Work required
Show all lines holding the string "this".

Dataset excerpts
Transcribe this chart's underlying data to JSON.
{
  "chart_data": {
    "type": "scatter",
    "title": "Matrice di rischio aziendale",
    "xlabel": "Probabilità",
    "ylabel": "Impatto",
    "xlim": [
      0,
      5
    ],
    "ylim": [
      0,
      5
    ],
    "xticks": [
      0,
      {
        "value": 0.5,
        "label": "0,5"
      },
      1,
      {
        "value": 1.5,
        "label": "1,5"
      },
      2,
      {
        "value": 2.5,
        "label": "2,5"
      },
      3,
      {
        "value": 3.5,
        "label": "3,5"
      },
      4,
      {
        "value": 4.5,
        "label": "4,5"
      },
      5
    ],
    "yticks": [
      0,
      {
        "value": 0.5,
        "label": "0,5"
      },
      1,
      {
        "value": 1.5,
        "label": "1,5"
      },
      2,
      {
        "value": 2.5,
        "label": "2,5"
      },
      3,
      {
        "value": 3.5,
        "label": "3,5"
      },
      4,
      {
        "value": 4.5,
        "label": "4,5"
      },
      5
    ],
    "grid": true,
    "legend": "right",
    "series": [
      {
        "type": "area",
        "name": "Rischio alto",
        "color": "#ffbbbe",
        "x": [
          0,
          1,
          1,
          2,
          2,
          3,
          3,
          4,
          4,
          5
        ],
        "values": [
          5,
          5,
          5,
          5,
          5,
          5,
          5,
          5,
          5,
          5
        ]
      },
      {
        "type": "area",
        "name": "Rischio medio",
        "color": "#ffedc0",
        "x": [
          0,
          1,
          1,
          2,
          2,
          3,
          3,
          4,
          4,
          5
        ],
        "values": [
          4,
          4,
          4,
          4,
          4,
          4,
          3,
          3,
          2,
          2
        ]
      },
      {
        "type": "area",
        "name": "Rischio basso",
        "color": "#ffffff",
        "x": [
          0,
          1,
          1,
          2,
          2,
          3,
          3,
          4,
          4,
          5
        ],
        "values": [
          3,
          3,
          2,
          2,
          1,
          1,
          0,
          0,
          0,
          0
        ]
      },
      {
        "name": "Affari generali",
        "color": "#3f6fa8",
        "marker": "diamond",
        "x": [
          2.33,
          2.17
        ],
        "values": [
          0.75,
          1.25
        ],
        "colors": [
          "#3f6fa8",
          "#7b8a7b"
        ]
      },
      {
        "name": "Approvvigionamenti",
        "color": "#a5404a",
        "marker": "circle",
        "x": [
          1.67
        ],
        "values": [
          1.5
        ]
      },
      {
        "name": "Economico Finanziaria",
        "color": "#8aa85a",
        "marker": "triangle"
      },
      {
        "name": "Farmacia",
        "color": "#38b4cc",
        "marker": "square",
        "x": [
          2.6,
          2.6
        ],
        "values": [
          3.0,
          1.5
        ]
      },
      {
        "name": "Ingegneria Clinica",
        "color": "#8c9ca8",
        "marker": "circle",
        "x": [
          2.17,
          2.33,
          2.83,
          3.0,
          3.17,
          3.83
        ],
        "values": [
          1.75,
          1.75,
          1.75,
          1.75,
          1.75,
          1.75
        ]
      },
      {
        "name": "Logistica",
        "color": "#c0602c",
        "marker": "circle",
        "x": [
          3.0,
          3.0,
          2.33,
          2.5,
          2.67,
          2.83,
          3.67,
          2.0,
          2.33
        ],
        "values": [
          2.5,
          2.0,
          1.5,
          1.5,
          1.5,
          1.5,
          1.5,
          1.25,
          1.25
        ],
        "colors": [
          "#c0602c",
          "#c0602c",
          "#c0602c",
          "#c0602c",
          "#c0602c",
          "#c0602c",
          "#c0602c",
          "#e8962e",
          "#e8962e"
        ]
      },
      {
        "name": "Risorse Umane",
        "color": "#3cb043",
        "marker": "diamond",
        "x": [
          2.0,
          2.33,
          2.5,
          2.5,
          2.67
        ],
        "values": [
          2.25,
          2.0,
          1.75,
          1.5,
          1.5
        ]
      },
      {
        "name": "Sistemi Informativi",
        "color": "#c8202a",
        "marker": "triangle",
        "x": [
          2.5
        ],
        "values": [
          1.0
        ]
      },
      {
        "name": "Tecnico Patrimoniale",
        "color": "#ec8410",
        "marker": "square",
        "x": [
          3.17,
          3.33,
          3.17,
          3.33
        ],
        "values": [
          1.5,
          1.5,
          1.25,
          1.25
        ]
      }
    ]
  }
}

...

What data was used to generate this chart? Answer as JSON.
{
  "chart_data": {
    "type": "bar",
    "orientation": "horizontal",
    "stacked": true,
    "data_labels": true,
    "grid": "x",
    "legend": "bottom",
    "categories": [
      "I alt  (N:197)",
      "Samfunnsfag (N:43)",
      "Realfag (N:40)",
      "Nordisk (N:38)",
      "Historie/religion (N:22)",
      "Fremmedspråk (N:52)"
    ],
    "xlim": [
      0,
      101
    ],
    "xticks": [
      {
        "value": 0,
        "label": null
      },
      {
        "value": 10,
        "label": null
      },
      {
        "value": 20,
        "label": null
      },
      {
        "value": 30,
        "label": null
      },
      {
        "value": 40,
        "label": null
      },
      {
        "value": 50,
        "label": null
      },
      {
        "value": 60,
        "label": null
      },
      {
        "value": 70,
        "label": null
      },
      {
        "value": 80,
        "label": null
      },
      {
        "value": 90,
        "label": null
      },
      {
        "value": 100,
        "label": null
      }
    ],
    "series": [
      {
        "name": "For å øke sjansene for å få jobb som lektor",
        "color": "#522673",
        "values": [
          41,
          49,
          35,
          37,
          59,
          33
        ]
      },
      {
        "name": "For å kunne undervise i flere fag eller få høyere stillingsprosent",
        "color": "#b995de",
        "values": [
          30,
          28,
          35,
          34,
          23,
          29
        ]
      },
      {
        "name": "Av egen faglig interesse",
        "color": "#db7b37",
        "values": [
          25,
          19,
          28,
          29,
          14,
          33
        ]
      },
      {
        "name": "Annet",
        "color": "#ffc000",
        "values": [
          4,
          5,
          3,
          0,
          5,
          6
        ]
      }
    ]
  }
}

Exercise output
Transcribe this chart's underlying data to JSON.
What data was used to generate this chart? Answer as JSON.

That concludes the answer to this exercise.